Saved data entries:
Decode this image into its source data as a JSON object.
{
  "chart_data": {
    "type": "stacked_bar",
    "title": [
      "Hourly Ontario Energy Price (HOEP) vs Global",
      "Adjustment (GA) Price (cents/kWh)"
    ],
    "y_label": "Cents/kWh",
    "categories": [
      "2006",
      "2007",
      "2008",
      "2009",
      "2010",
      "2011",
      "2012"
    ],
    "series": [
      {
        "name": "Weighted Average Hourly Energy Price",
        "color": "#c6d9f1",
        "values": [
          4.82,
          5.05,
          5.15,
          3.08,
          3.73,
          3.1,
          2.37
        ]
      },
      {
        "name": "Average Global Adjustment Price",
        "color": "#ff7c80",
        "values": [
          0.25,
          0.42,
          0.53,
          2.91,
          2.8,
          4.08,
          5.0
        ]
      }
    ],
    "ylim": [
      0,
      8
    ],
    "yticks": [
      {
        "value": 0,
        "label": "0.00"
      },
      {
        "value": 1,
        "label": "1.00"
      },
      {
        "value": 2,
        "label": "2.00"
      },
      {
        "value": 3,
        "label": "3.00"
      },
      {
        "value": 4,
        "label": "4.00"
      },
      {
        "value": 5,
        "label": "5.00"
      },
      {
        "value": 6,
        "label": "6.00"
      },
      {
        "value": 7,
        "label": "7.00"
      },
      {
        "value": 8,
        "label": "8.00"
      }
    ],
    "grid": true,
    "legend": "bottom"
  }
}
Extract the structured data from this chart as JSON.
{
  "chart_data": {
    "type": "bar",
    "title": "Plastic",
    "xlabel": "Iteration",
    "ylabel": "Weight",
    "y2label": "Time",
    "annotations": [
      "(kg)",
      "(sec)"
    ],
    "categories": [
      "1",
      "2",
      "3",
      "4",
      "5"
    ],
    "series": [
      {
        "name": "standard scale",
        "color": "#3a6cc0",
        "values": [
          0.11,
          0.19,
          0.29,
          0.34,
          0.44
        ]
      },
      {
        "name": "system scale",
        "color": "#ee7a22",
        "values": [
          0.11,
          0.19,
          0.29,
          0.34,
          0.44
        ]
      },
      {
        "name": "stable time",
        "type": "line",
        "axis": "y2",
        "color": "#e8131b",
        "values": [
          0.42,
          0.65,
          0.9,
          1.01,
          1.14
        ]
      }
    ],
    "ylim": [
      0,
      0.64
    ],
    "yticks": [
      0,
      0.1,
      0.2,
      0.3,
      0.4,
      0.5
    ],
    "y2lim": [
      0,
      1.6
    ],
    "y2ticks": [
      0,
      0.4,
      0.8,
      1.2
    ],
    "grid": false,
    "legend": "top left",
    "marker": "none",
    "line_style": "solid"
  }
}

Your task: Quote all the records. Keep every word exact.

The answer:
Decode this image into its source data as a JSON object.
{
  "chart_data": {
    "type": "stacked_bar",
    "title": [
      "Hourly Ontario Energy Price (HOEP) vs Global",
      "Adjustment (GA) Price (cents/kWh)"
    ],
    "y_label": "Cents/kWh",
    "categories": [
      "2006",
      "2007",
      "2008",
      "2009",
      "2010",
      "2011",
      "2012"
    ],
    "series": [
      {
        "name": "Weighted Average Hourly Energy Price",
        "color": "#c6d9f1",
        "values": [
          4.82,
          5.05,
          5.15,
          3.08,
          3.73,
          3.1,
          2.37
        ]
      },
      {
        "name": "Average Global Adjustment Price",
        "color": "#ff7c80",
        "values": [
          0.25,
          0.42,
          0.53,
          2.91,
          2.8,
          4.08,
          5.0
        ]
      }
    ],
    "ylim": [
      0,
      8
    ],
    "yticks": [
      {
        "value": 0,
        "label": "0.00"
      },
      {
        "value": 1,
        "label": "1.00"
      },
      {
        "value": 2,
        "label": "2.00"
      },
      {
        "value": 3,
        "label": "3.00"
      },
      {
        "value": 4,
        "label": "4.00"
      },
      {
        "value": 5,
        "label": "5.00"
      },
      {
        "value": 6,
        "label": "6.00"
      },
      {
        "value": 7,
        "label": "7.00"
      },
      {
        "value": 8,
        "label": "8.00"
      }
    ],
    "grid": true,
    "legend": "bottom"
  }
}
Extract the structured data from this chart as JSON.
{
  "chart_data": {
    "type": "bar",
    "title": "Plastic",
    "xlabel": "Iteration",
    "ylabel": "Weight",
    "y2label": "Time",
    "annotations": [
      "(kg)",
      "(sec)"
    ],
    "categories": [
      "1",
      "2",
      "3",
      "4",
      "5"
    ],
    "series": [
      {
        "name": "standard scale",
        "color": "#3a6cc0",
        "values": [
          0.11,
          0.19,
          0.29,
          0.34,
          0.44
        ]
      },
      {
        "name": "system scale",
        "color": "#ee7a22",
        "values": [
          0.11,
          0.19,
          0.29,
          0.34,
          0.44
        ]
      },
      {
        "name": "stable time",
        "type": "line",
        "axis": "y2",
        "color": "#e8131b",
        "values": [
          0.42,
          0.65,
          0.9,
          1.01,
          1.14
        ]
      }
    ],
    "ylim": [
      0,
      0.64
    ],
    "yticks": [
      0,
      0.1,
      0.2,
      0.3,
      0.4,
      0.5
    ],
    "y2lim": [
      0,
      1.6
    ],
    "y2ticks": [
      0,
      0.4,
      0.8,
      1.2
    ],
    "grid": false,
    "legend": "top left",
    "marker": "none",
    "line_style": "solid"
  }
}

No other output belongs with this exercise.